Supplied material ▸
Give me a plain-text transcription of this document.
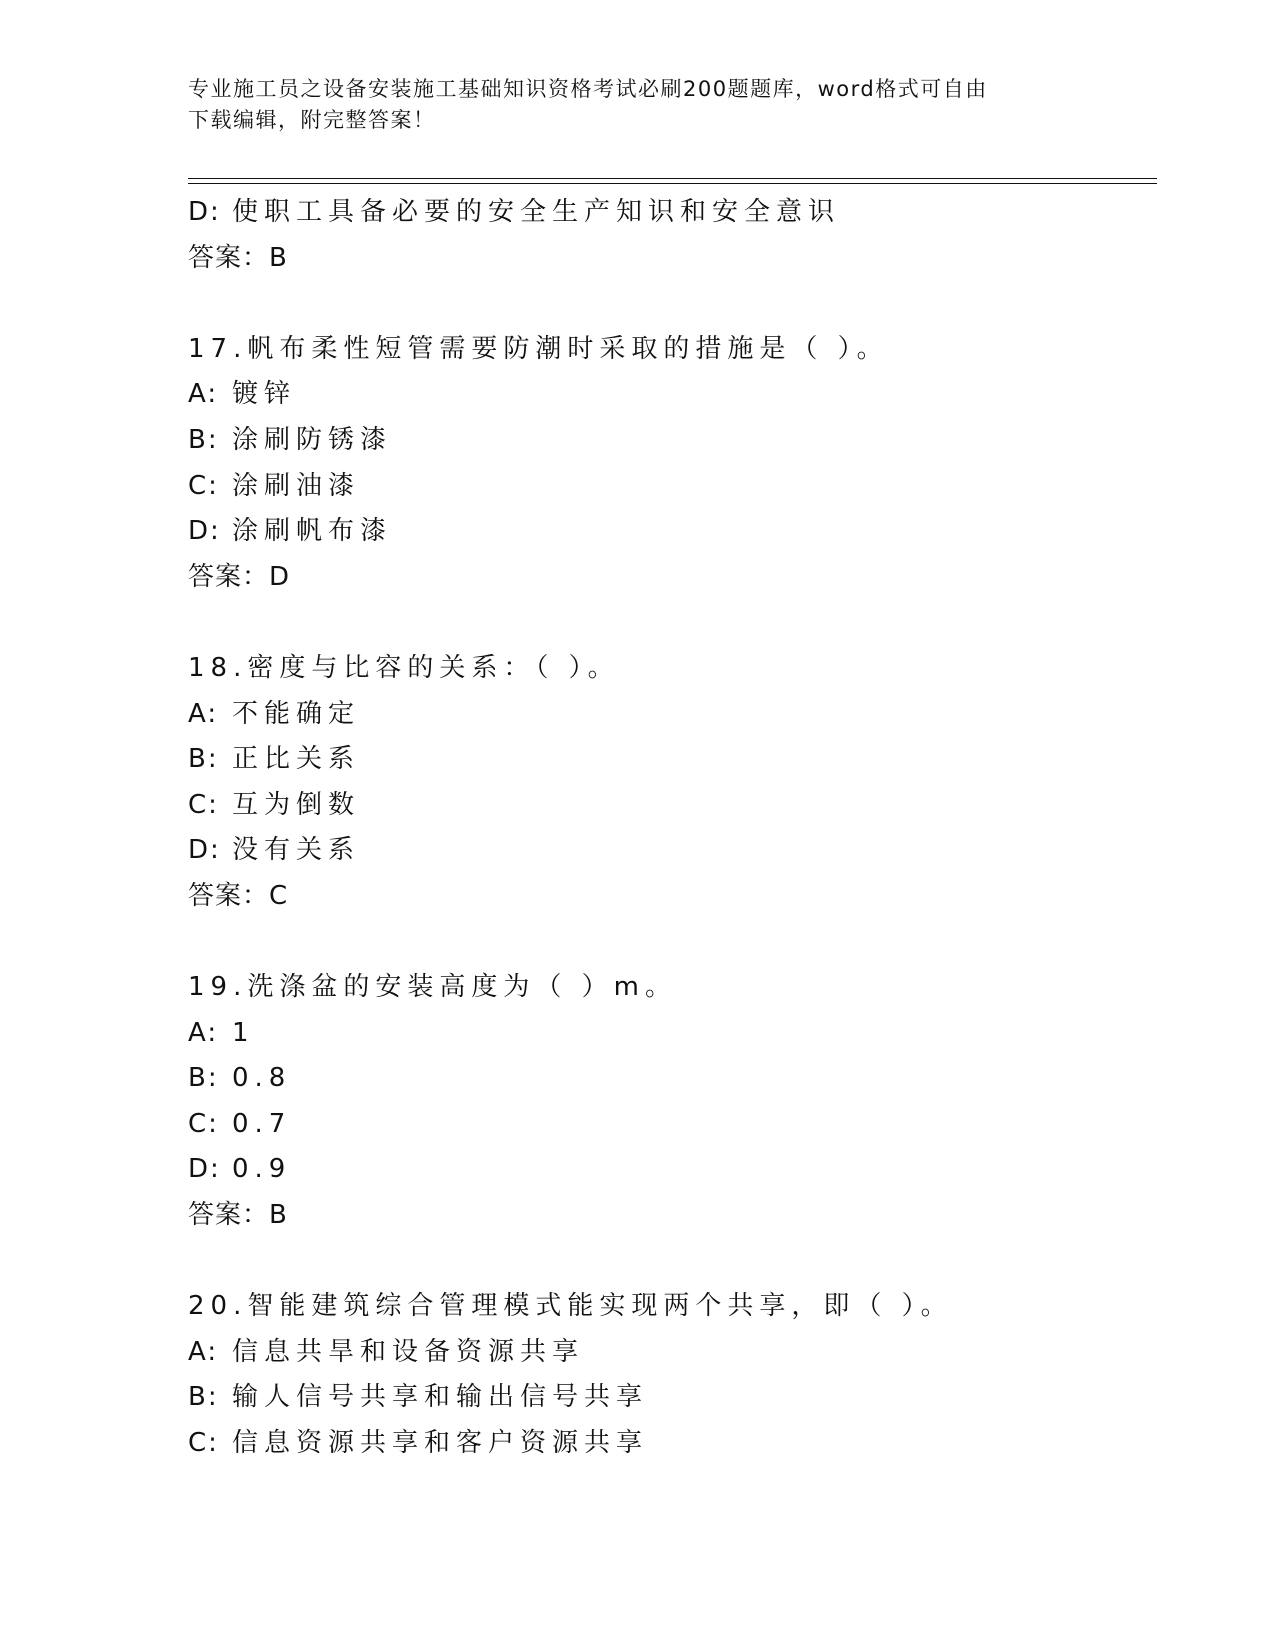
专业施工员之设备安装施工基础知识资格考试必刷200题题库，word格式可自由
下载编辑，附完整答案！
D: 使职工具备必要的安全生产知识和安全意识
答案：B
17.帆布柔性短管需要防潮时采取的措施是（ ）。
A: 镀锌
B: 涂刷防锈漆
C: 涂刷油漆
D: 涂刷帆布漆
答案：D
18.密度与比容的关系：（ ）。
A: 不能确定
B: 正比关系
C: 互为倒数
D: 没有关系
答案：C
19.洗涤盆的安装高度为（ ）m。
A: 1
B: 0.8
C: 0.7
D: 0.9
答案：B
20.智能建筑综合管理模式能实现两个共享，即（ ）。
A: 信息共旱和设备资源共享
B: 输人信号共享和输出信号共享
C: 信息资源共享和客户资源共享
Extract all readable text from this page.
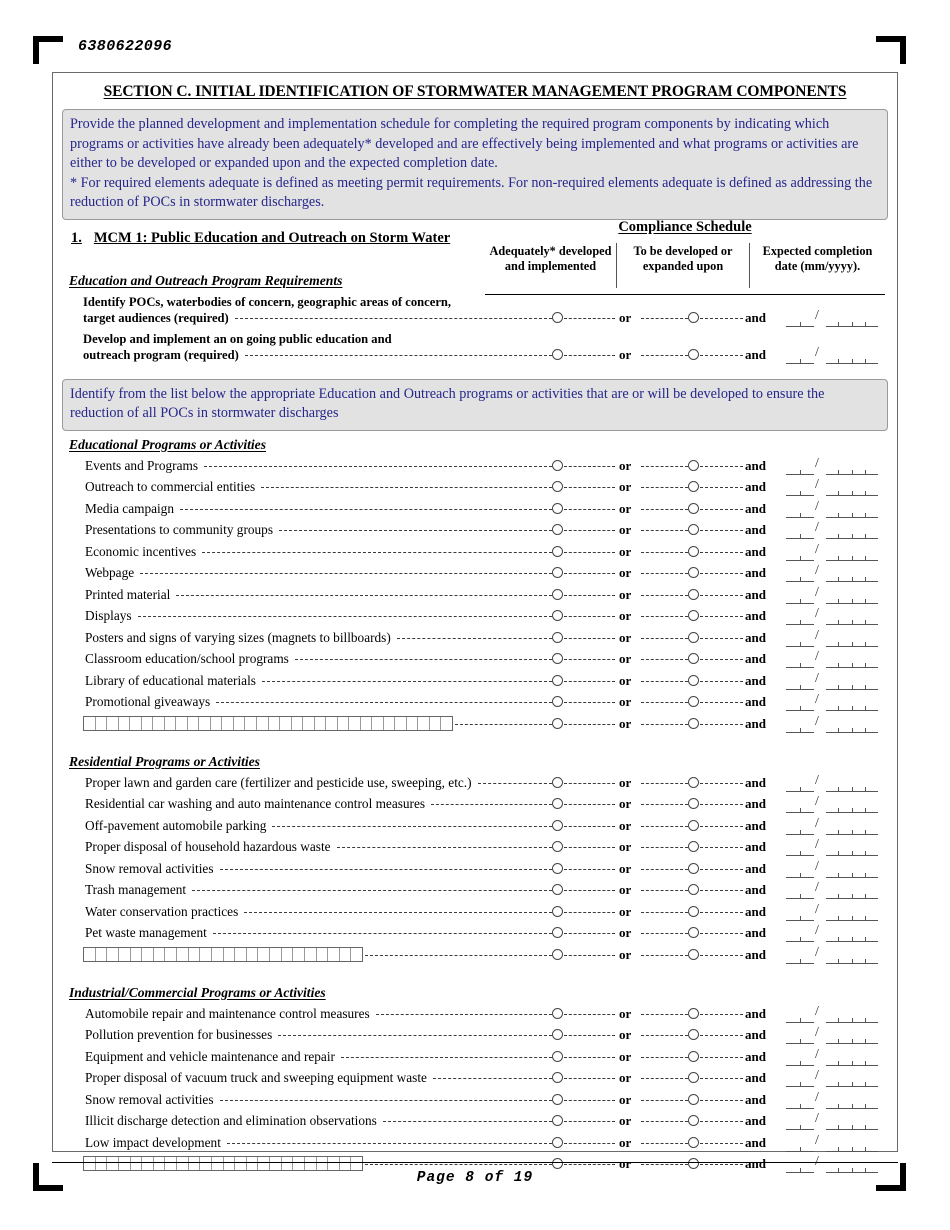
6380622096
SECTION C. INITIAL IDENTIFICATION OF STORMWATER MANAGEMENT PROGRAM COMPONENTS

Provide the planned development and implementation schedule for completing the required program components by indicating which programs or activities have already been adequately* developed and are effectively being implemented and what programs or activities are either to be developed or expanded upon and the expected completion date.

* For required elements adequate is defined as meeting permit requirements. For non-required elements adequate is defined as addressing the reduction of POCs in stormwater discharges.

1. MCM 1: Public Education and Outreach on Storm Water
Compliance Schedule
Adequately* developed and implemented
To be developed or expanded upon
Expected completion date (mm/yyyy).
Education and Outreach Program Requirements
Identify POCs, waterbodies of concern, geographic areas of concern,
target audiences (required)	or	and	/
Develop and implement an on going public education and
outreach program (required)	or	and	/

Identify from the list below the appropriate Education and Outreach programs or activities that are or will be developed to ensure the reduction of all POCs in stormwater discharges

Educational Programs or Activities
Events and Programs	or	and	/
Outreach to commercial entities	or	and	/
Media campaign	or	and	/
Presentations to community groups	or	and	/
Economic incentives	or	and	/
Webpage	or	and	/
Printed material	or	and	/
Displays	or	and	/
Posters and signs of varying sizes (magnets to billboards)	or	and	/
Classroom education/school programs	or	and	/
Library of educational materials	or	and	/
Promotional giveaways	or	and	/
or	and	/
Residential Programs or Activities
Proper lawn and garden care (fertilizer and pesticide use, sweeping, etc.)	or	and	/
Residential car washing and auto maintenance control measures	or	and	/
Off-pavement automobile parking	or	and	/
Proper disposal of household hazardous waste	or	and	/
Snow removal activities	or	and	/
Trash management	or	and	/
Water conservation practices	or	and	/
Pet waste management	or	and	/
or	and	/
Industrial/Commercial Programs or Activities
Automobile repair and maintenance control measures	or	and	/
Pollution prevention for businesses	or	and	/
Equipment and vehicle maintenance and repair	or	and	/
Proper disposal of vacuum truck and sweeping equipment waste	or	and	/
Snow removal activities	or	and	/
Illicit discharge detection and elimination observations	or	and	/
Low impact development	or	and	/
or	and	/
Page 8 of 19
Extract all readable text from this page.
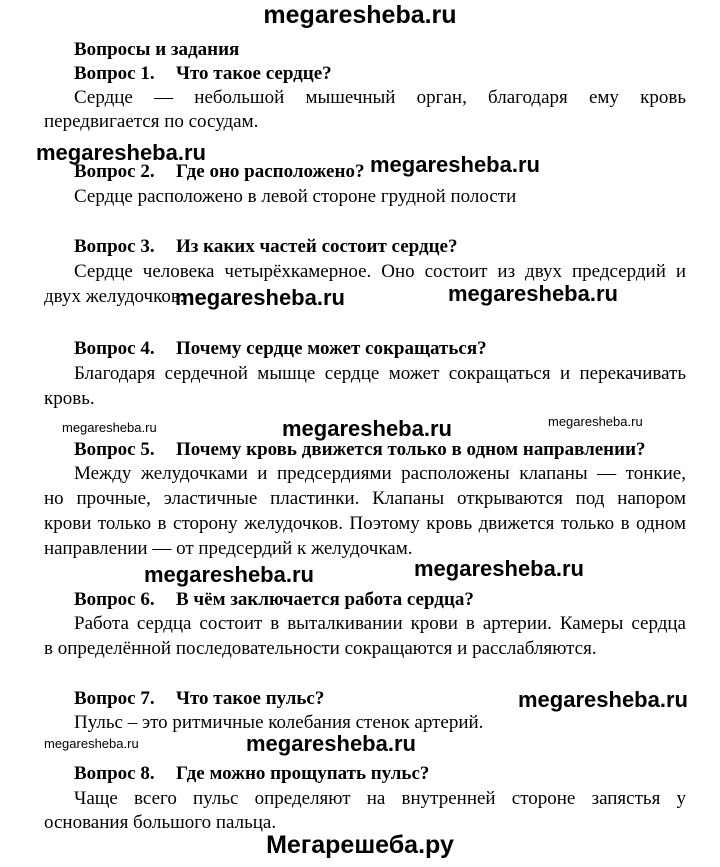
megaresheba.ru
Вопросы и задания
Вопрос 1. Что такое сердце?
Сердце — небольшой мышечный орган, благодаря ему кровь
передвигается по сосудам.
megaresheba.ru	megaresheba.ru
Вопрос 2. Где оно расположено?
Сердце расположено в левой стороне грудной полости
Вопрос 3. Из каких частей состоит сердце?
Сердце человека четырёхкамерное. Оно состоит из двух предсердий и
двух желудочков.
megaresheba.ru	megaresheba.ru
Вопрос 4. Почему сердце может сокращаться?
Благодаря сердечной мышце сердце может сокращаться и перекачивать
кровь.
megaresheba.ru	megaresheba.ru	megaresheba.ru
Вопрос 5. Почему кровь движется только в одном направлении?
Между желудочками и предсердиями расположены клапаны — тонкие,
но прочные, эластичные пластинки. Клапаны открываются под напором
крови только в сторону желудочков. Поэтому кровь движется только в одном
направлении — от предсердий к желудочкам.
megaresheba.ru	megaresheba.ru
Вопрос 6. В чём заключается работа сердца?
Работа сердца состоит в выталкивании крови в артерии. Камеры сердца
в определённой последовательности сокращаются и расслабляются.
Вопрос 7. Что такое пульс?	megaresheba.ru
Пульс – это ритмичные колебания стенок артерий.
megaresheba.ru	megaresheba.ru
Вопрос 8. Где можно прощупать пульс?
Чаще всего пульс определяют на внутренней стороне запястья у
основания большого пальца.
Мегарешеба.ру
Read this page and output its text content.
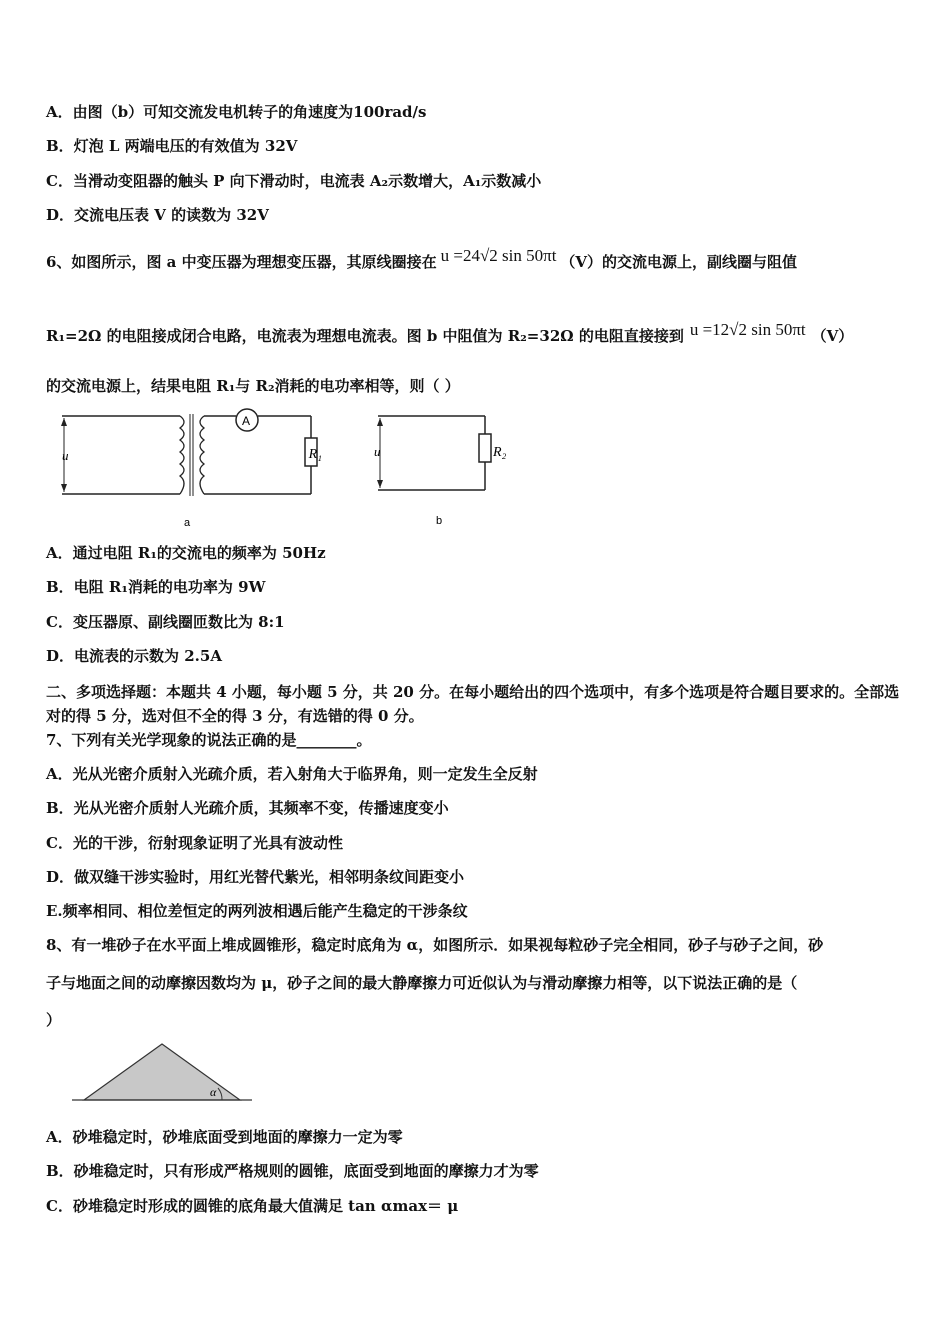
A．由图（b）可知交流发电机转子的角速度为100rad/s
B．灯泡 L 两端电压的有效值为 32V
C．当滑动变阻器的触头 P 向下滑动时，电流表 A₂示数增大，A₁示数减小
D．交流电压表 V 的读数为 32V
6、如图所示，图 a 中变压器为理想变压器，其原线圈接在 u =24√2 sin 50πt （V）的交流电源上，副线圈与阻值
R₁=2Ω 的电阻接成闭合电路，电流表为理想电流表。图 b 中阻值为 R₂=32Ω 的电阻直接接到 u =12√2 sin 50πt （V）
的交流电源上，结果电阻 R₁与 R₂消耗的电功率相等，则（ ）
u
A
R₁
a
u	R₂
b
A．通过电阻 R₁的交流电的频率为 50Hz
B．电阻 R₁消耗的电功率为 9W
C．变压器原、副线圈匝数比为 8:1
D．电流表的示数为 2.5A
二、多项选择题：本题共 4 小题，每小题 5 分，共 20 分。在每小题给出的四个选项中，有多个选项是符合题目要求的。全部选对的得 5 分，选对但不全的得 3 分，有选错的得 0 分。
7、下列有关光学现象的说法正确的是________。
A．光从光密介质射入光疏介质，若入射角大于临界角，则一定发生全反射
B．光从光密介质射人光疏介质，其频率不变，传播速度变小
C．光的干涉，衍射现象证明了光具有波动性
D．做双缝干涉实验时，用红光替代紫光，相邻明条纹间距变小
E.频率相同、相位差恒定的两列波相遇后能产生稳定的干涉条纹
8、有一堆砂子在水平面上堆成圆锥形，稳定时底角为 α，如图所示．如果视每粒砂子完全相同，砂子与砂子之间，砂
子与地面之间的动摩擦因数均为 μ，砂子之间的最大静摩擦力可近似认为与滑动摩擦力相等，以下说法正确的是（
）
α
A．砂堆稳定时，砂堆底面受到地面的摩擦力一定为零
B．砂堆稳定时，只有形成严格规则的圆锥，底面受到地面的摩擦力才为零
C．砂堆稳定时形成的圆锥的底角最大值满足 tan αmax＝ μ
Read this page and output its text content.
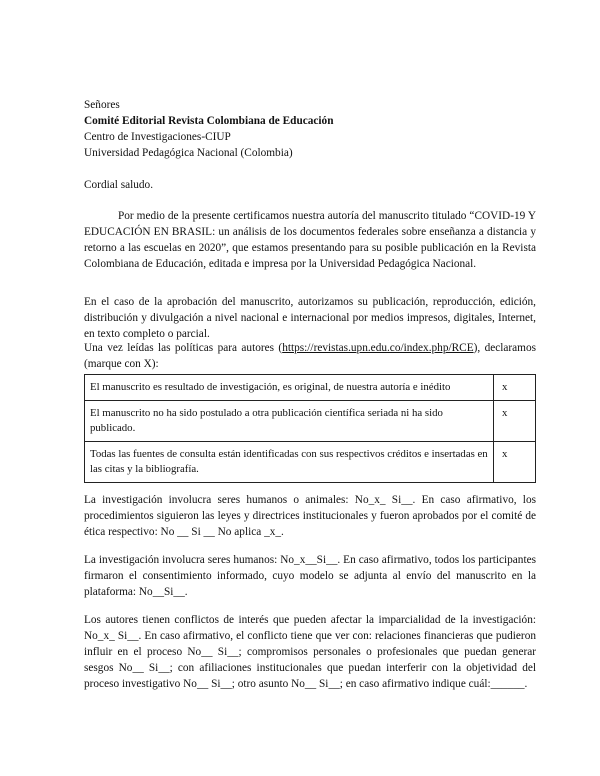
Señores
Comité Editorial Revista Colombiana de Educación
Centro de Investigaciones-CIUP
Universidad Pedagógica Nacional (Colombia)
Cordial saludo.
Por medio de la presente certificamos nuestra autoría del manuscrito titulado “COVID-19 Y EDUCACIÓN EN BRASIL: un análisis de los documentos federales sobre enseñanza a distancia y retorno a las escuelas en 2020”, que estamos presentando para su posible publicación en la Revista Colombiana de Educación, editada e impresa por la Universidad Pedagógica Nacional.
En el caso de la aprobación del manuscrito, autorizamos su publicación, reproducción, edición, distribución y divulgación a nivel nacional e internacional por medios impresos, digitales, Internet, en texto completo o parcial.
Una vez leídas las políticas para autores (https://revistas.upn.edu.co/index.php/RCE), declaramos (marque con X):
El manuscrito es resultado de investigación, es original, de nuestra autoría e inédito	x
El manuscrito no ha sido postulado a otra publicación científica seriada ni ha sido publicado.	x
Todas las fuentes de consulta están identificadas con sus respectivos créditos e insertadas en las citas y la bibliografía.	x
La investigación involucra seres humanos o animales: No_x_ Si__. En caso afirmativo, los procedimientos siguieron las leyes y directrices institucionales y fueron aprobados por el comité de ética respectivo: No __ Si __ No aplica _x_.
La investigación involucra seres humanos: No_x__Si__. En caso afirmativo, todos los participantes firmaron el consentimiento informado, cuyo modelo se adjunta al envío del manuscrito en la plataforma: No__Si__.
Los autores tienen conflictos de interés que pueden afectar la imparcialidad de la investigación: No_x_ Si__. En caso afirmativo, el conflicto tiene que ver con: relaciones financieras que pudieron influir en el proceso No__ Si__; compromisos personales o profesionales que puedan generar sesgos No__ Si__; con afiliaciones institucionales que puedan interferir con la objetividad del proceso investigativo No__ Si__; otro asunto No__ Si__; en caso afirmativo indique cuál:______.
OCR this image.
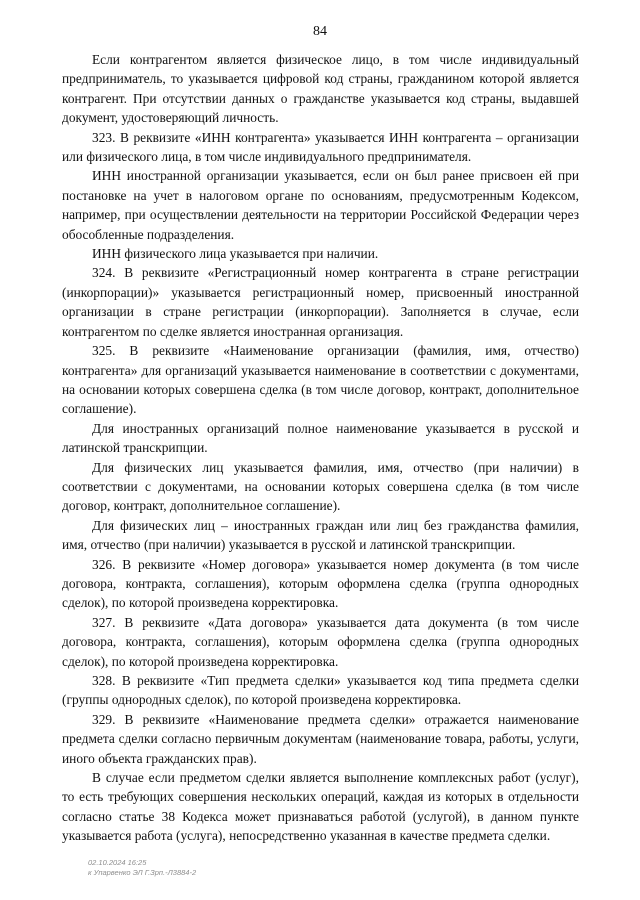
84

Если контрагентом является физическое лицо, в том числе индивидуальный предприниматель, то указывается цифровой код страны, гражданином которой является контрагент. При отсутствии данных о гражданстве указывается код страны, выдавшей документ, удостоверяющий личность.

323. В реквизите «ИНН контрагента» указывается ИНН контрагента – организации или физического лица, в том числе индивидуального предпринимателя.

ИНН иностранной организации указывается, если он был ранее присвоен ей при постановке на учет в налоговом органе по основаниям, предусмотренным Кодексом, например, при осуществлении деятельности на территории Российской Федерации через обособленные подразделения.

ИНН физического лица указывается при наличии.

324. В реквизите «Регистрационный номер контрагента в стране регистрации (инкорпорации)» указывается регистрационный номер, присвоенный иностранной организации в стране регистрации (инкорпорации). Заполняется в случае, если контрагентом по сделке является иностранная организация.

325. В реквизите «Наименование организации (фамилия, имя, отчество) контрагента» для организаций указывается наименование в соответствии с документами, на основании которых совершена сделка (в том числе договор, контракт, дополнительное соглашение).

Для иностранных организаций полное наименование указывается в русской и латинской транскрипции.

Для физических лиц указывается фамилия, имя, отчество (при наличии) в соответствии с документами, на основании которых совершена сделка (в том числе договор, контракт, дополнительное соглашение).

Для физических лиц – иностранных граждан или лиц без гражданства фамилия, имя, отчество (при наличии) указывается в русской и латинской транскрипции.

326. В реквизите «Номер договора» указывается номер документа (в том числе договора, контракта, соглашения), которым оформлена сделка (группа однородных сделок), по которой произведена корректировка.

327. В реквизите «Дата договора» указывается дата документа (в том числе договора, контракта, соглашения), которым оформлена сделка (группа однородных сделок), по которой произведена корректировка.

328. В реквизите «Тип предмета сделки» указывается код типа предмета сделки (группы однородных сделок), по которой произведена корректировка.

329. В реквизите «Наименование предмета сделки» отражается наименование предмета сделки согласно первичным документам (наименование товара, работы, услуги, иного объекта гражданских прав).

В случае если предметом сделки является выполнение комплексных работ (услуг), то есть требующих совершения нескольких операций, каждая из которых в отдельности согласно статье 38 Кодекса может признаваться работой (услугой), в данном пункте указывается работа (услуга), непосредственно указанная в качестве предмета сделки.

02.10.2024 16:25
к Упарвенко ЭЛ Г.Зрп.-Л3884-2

Direction ▸
Say, as a single number and nothing more, how many lines of the entries contain the word "одном".

Solution to the exercise ▸
2